Print all of the lines exactly. Any picture among them stays out.

─── Records supplied ───

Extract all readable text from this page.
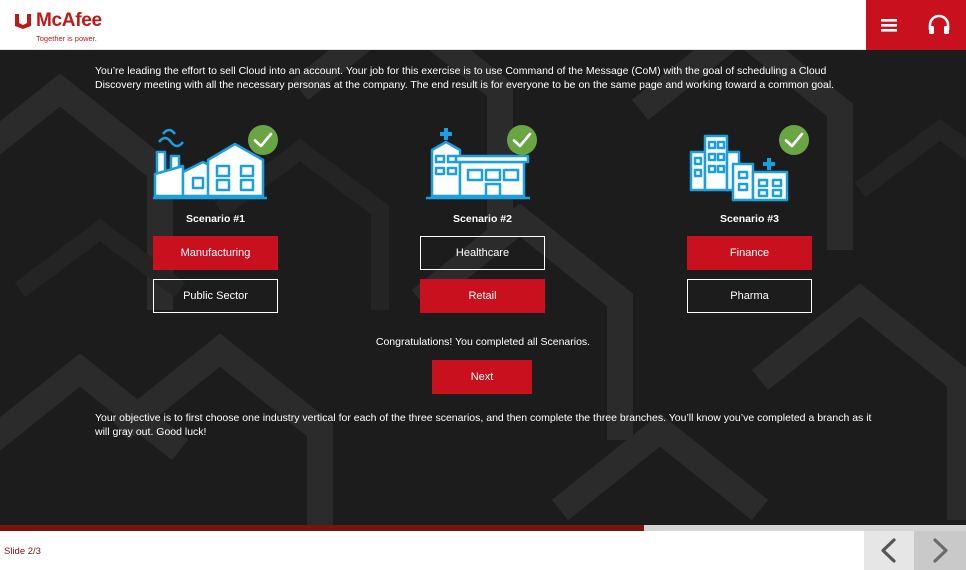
McAfee
Together is power.
You’re leading the effort to sell Cloud into an account. Your job for this exercise is to use Command of the Message (CoM) with the goal of scheduling a Cloud Discovery meeting with all the necessary personas at the company. The end result is for everyone to be on the same page and working toward a common goal.
Scenario #1
Manufacturing
Public Sector
Scenario #2
Healthcare
Retail
Scenario #3
Finance
Pharma
Congratulations! You completed all Scenarios.
Next
Your objective is to first choose one industry vertical for each of the three scenarios, and then complete the three branches. You’ll know you’ve completed a branch as it will gray out. Good luck!
Slide 2/3
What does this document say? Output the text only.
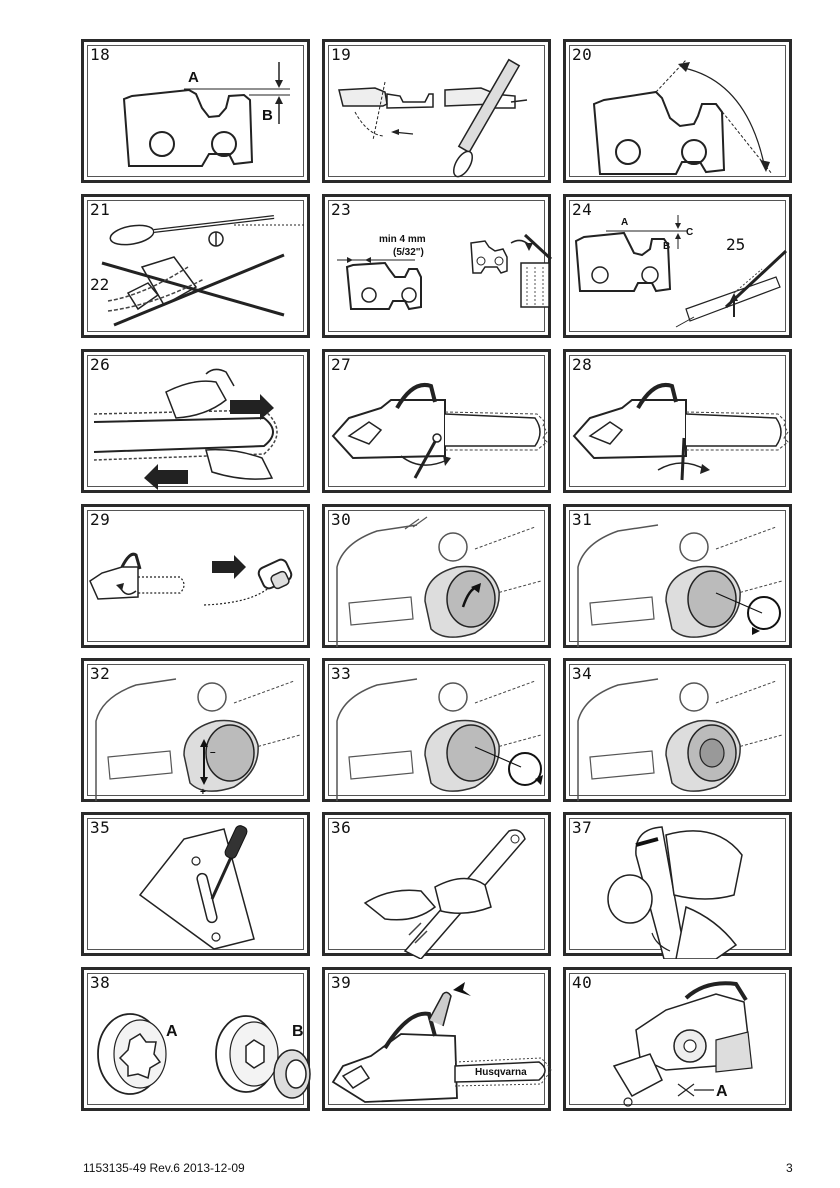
18
A
B
19	20
21
22
23
min 4 mm
(5/32")
24
25
A
B
C
26	27	28
29	30	31
32
–
+
33	34
35	36	37
38
A	B
39
Husqvarna
40
A
1153135-49 Rev.6 2013-12-09	3
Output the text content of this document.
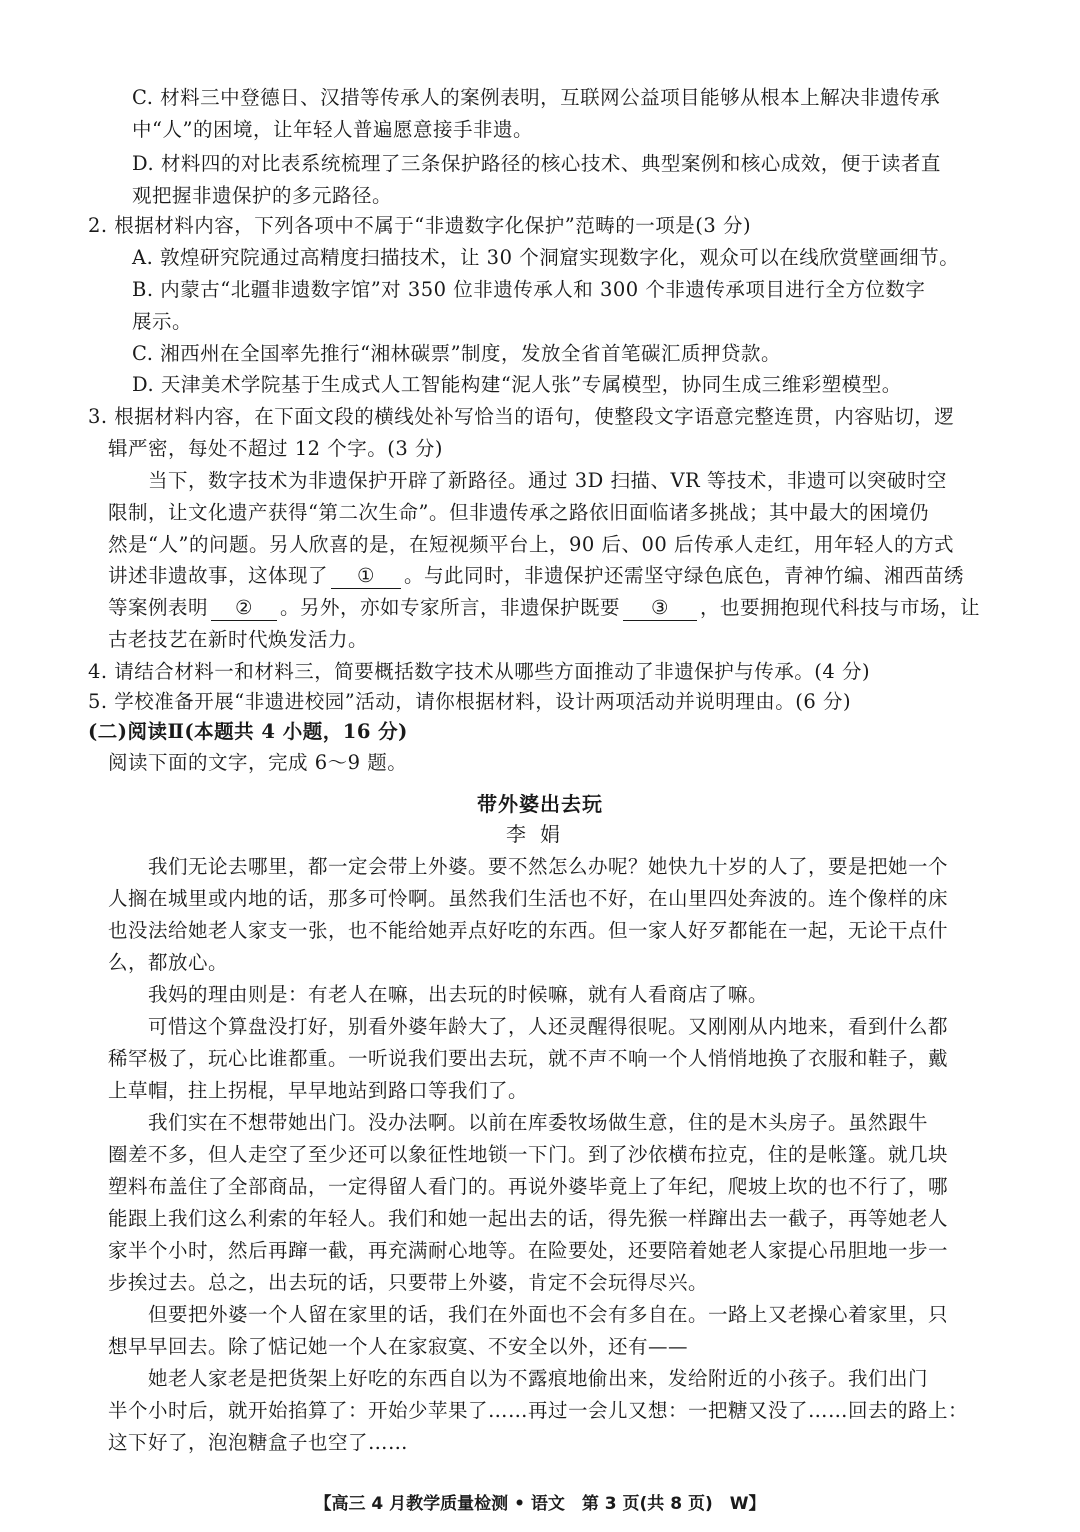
C. 材料三中登德日、汉措等传承人的案例表明，互联网公益项目能够从根本上解决非遗传承
中“人”的困境，让年轻人普遍愿意接手非遗。
D. 材料四的对比表系统梳理了三条保护路径的核心技术、典型案例和核心成效，便于读者直
观把握非遗保护的多元路径。
2. 根据材料内容，下列各项中不属于“非遗数字化保护”范畴的一项是(3 分)
A. 敦煌研究院通过高精度扫描技术，让 30 个洞窟实现数字化，观众可以在线欣赏壁画细节。
B. 内蒙古“北疆非遗数字馆”对 350 位非遗传承人和 300 个非遗传承项目进行全方位数字
展示。
C. 湘西州在全国率先推行“湘林碳票”制度，发放全省首笔碳汇质押贷款。
D. 天津美术学院基于生成式人工智能构建“泥人张”专属模型，协同生成三维彩塑模型。
3. 根据材料内容，在下面文段的横线处补写恰当的语句，使整段文字语意完整连贯，内容贴切，逻
辑严密，每处不超过 12 个字。(3 分)
当下，数字技术为非遗保护开辟了新路径。通过 3D 扫描、VR 等技术，非遗可以突破时空
限制，让文化遗产获得“第二次生命”。但非遗传承之路依旧面临诸多挑战；其中最大的困境仍
然是“人”的问题。另人欣喜的是，在短视频平台上，90 后、00 后传承人走红，用年轻人的方式
讲述非遗故事，这体现了 ① 。与此同时，非遗保护还需坚守绿色底色，青神竹编、湘西苗绣
等案例表明 ② 。另外，亦如专家所言，非遗保护既要 ③ ，也要拥抱现代科技与市场，让
古老技艺在新时代焕发活力。
4. 请结合材料一和材料三，简要概括数字技术从哪些方面推动了非遗保护与传承。(4 分)
5. 学校准备开展“非遗进校园”活动，请你根据材料，设计两项活动并说明理由。(6 分)
(二)阅读Ⅱ(本题共 4 小题，16 分)
阅读下面的文字，完成 6～9 题。
带外婆出去玩
李娟
我们无论去哪里，都一定会带上外婆。要不然怎么办呢？她快九十岁的人了，要是把她一个
人搁在城里或内地的话，那多可怜啊。虽然我们生活也不好，在山里四处奔波的。连个像样的床
也没法给她老人家支一张，也不能给她弄点好吃的东西。但一家人好歹都能在一起，无论干点什
么，都放心。
我妈的理由则是：有老人在嘛，出去玩的时候嘛，就有人看商店了嘛。
可惜这个算盘没打好，别看外婆年龄大了，人还灵醒得很呢。又刚刚从内地来，看到什么都
稀罕极了，玩心比谁都重。一听说我们要出去玩，就不声不响一个人悄悄地换了衣服和鞋子，戴
上草帽，拄上拐棍，早早地站到路口等我们了。
我们实在不想带她出门。没办法啊。以前在库委牧场做生意，住的是木头房子。虽然跟牛
圈差不多，但人走空了至少还可以象征性地锁一下门。到了沙依横布拉克，住的是帐篷。就几块
塑料布盖住了全部商品，一定得留人看门的。再说外婆毕竟上了年纪，爬坡上坎的也不行了，哪
能跟上我们这么利索的年轻人。我们和她一起出去的话，得先猴一样蹿出去一截子，再等她老人
家半个小时，然后再蹿一截，再充满耐心地等。在险要处，还要陪着她老人家提心吊胆地一步一
步挨过去。总之，出去玩的话，只要带上外婆，肯定不会玩得尽兴。
但要把外婆一个人留在家里的话，我们在外面也不会有多自在。一路上又老操心着家里，只
想早早回去。除了惦记她一个人在家寂寞、不安全以外，还有——
她老人家老是把货架上好吃的东西自以为不露痕地偷出来，发给附近的小孩子。我们出门
半个小时后，就开始掐算了：开始少苹果了……再过一会儿又想：一把糖又没了……回去的路上：
这下好了，泡泡糖盒子也空了……
【高三 4 月教学质量检测 • 语文　第 3 页(共 8 页)　W】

───

_Answer in full_.
Extract all readable text from this page.
McAfee
Together is power.
You’re leading the effort to sell Cloud into an account. Your job for this exercise is to use Command of the Message (CoM) with the goal of scheduling a Cloud Discovery meeting with all the necessary personas at the company. The end result is for everyone to be on the same page and working toward a common goal.
Scenario #1
Manufacturing
Public Sector
Scenario #2
Healthcare
Retail
Scenario #3
Finance
Pharma
Congratulations! You completed all Scenarios.
Next
Your objective is to first choose one industry vertical for each of the three scenarios, and then complete the three branches. You’ll know you’ve completed a branch as it will gray out. Good luck!
Slide 2/3
What does this document say? Output the text only.
18
A
B
19	20
21
22
23
min 4 mm
(5/32")
24
25
A
B
C
26	27	28
29	30	31
32
–
+
33	34
35	36	37
38
A	B
39
Husqvarna
40
A
1153135-49 Rev.6 2013-12-09	3
Output the text content of this document.
C. 材料三中登德日、汉措等传承人的案例表明，互联网公益项目能够从根本上解决非遗传承
中“人”的困境，让年轻人普遍愿意接手非遗。
D. 材料四的对比表系统梳理了三条保护路径的核心技术、典型案例和核心成效，便于读者直
观把握非遗保护的多元路径。
2. 根据材料内容，下列各项中不属于“非遗数字化保护”范畴的一项是(3 分)
A. 敦煌研究院通过高精度扫描技术，让 30 个洞窟实现数字化，观众可以在线欣赏壁画细节。
B. 内蒙古“北疆非遗数字馆”对 350 位非遗传承人和 300 个非遗传承项目进行全方位数字
展示。
C. 湘西州在全国率先推行“湘林碳票”制度，发放全省首笔碳汇质押贷款。
D. 天津美术学院基于生成式人工智能构建“泥人张”专属模型，协同生成三维彩塑模型。
3. 根据材料内容，在下面文段的横线处补写恰当的语句，使整段文字语意完整连贯，内容贴切，逻
辑严密，每处不超过 12 个字。(3 分)
当下，数字技术为非遗保护开辟了新路径。通过 3D 扫描、VR 等技术，非遗可以突破时空
限制，让文化遗产获得“第二次生命”。但非遗传承之路依旧面临诸多挑战；其中最大的困境仍
然是“人”的问题。另人欣喜的是，在短视频平台上，90 后、00 后传承人走红，用年轻人的方式
讲述非遗故事，这体现了 ① 。与此同时，非遗保护还需坚守绿色底色，青神竹编、湘西苗绣
等案例表明 ② 。另外，亦如专家所言，非遗保护既要 ③ ，也要拥抱现代科技与市场，让
古老技艺在新时代焕发活力。
4. 请结合材料一和材料三，简要概括数字技术从哪些方面推动了非遗保护与传承。(4 分)
5. 学校准备开展“非遗进校园”活动，请你根据材料，设计两项活动并说明理由。(6 分)
(二)阅读Ⅱ(本题共 4 小题，16 分)
阅读下面的文字，完成 6～9 题。
带外婆出去玩
李娟
我们无论去哪里，都一定会带上外婆。要不然怎么办呢？她快九十岁的人了，要是把她一个
人搁在城里或内地的话，那多可怜啊。虽然我们生活也不好，在山里四处奔波的。连个像样的床
也没法给她老人家支一张，也不能给她弄点好吃的东西。但一家人好歹都能在一起，无论干点什
么，都放心。
我妈的理由则是：有老人在嘛，出去玩的时候嘛，就有人看商店了嘛。
可惜这个算盘没打好，别看外婆年龄大了，人还灵醒得很呢。又刚刚从内地来，看到什么都
稀罕极了，玩心比谁都重。一听说我们要出去玩，就不声不响一个人悄悄地换了衣服和鞋子，戴
上草帽，拄上拐棍，早早地站到路口等我们了。
我们实在不想带她出门。没办法啊。以前在库委牧场做生意，住的是木头房子。虽然跟牛
圈差不多，但人走空了至少还可以象征性地锁一下门。到了沙依横布拉克，住的是帐篷。就几块
塑料布盖住了全部商品，一定得留人看门的。再说外婆毕竟上了年纪，爬坡上坎的也不行了，哪
能跟上我们这么利索的年轻人。我们和她一起出去的话，得先猴一样蹿出去一截子，再等她老人
家半个小时，然后再蹿一截，再充满耐心地等。在险要处，还要陪着她老人家提心吊胆地一步一
步挨过去。总之，出去玩的话，只要带上外婆，肯定不会玩得尽兴。
但要把外婆一个人留在家里的话，我们在外面也不会有多自在。一路上又老操心着家里，只
想早早回去。除了惦记她一个人在家寂寞、不安全以外，还有——
她老人家老是把货架上好吃的东西自以为不露痕地偷出来，发给附近的小孩子。我们出门
半个小时后，就开始掐算了：开始少苹果了……再过一会儿又想：一把糖又没了……回去的路上：
这下好了，泡泡糖盒子也空了……
【高三 4 月教学质量检测 • 语文　第 3 页(共 8 页)　W】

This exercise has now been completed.